> **PROBLEM**:
Continue the article on the Belarusian chess player Natalia Popova from the point where it stops.

BEGIN READING PASSAGE

Personal information
- Born: 28 November 1976 (age 49) Lotva, Mogilev Region, Belarus

Chess career
- Country: Belarus
- Title: Woman International Master (1999)
- Peak rating: 2347 (September 2011)

= Natalia Popova (chess player) =

Belarusian chess player (born 1976)

Natalia Valerievna Popova (Наталья Валерьевна Попова; born 28 November 1976) is a Belarusian chess player who holds the titles of Woman International Master (1999), International Arbiter (2017), and FIDE Trainer (2018). She is a five-time Belarusian Women's Chess Champion (1999, 2000, 2006, 2008, 2009).

==Biography==
In 2000s Natalia Popova was one of the leading Belarusian chess players. She won five gold medals in Belarusian Women's Chess Championships: in 1999, 2000, 2006, 2008, and 2009. In 2017, in Riga Natalia Popova won international chess festival RTU Open B tournament.

END READING PASSAGE
BEGIN ENTRIES SUPPLIED

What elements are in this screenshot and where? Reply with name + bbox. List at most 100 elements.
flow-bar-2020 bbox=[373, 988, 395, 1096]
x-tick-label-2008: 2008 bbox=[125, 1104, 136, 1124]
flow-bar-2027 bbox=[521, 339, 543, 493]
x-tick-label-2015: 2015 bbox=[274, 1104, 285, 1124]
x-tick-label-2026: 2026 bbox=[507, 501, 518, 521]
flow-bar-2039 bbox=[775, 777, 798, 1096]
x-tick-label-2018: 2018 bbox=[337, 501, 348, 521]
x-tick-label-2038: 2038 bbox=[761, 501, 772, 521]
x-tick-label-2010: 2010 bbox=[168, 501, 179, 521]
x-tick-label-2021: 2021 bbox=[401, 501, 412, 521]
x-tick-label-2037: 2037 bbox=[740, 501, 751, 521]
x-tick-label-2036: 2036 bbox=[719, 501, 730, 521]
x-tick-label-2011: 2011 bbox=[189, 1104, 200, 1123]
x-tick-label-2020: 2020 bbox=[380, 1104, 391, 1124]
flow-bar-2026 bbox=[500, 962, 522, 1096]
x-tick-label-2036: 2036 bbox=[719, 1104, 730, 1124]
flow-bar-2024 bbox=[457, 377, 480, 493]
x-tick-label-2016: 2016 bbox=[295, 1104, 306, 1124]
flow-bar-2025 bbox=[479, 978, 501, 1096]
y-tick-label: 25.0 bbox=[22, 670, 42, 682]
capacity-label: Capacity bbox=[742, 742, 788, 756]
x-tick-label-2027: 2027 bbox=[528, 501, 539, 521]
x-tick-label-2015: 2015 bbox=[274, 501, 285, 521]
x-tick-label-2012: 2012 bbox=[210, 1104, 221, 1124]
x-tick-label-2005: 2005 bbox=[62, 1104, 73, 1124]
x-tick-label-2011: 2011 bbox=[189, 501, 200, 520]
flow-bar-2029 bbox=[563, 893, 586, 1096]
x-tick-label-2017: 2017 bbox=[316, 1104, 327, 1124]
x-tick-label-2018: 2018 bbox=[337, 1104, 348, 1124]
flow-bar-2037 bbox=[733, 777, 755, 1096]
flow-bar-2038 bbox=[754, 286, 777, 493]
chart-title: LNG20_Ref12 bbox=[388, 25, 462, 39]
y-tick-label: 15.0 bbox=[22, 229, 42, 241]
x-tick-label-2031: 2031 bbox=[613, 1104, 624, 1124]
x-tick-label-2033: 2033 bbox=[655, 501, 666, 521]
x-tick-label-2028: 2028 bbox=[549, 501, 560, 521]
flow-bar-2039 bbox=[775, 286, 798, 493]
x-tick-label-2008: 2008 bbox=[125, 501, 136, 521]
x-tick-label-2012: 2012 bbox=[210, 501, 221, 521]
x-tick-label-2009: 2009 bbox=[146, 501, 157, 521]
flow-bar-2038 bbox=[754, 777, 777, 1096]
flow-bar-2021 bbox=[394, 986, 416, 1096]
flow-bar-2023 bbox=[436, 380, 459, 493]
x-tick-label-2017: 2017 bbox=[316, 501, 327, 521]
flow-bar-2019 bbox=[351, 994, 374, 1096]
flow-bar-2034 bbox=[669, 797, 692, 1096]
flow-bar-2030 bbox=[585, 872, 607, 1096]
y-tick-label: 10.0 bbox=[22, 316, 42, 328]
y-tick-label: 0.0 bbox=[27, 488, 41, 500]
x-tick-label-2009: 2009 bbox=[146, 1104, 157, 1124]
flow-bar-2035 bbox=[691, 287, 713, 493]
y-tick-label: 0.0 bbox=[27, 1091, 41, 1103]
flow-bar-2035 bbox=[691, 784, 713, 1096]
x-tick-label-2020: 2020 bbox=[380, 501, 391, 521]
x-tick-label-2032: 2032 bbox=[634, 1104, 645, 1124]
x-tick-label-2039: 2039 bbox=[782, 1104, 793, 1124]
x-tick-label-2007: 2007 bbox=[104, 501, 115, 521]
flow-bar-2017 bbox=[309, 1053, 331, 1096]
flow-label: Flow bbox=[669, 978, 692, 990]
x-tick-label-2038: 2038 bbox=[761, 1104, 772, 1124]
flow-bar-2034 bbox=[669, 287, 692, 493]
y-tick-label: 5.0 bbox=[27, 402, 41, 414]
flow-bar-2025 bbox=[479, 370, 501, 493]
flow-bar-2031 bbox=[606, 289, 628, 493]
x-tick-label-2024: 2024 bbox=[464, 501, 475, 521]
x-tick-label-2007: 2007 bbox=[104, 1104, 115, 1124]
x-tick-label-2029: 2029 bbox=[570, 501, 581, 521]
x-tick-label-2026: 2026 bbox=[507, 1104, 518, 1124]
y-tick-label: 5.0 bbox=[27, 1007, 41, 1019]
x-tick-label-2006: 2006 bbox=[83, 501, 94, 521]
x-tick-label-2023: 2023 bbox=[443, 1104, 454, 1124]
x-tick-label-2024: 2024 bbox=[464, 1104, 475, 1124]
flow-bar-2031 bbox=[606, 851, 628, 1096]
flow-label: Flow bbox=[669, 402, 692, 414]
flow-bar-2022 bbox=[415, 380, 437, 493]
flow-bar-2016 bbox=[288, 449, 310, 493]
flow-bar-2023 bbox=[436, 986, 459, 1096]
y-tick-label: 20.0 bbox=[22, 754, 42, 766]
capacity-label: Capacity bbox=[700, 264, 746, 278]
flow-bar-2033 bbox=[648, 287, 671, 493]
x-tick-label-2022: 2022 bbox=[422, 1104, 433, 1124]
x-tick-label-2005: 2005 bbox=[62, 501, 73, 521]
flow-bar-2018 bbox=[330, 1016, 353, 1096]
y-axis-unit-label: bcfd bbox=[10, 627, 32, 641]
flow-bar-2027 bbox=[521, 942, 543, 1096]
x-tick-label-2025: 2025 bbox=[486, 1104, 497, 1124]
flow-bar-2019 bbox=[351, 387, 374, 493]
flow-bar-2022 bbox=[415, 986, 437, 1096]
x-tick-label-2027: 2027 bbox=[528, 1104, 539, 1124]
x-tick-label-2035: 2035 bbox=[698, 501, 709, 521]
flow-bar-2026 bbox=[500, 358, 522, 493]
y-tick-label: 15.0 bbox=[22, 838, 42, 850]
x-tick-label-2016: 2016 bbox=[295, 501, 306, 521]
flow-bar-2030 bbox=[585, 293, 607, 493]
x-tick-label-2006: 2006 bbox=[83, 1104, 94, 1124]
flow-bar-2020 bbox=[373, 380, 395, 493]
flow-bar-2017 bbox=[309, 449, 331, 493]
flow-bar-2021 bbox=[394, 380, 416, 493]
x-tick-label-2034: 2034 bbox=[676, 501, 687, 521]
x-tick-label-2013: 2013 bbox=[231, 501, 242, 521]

END ENTRIES SUPPLIED

> **ANSWER FOR THIS EXERCISE**:
Natalia Popova played for Belarus in the Women's Chess Olympiads:
- In 2000, at third board in the 34th Chess Olympiad (women) in Istanbul (+6, =6, −1),
- In 2002, at third board in the 35th Chess Olympiad (women) in Bled (+5, =4, −3),
- In 2004, at first reserve board in the 36th Chess Olympiad (women) in Calvià (+2, =6, −2),
- In 2006, at second board in the 37th Chess Olympiad (women) in Turin (+2, =5, −3),
- In 2008, at second board in the 38th Chess Olympiad (women) in Dresden (+4, =2, −3).

Natalia Popova played for Belarus in the European Team Chess Championship:
- In 2001, at second board in the 4th European Team Chess Championship (women) in León (+2, =3, −1).

In 1999, she was awarded the FIDE Woman International Master (WIM) title. In 2015, she became a FIDE Arbiter, and in 2017, she became an International Arbiter. From 2018 she is FIDE Trainer. Also Natalia Popova is member of FIDE Arbiters' Commission. She graduated from Maxim Tank Belarusian State Pedagogical University.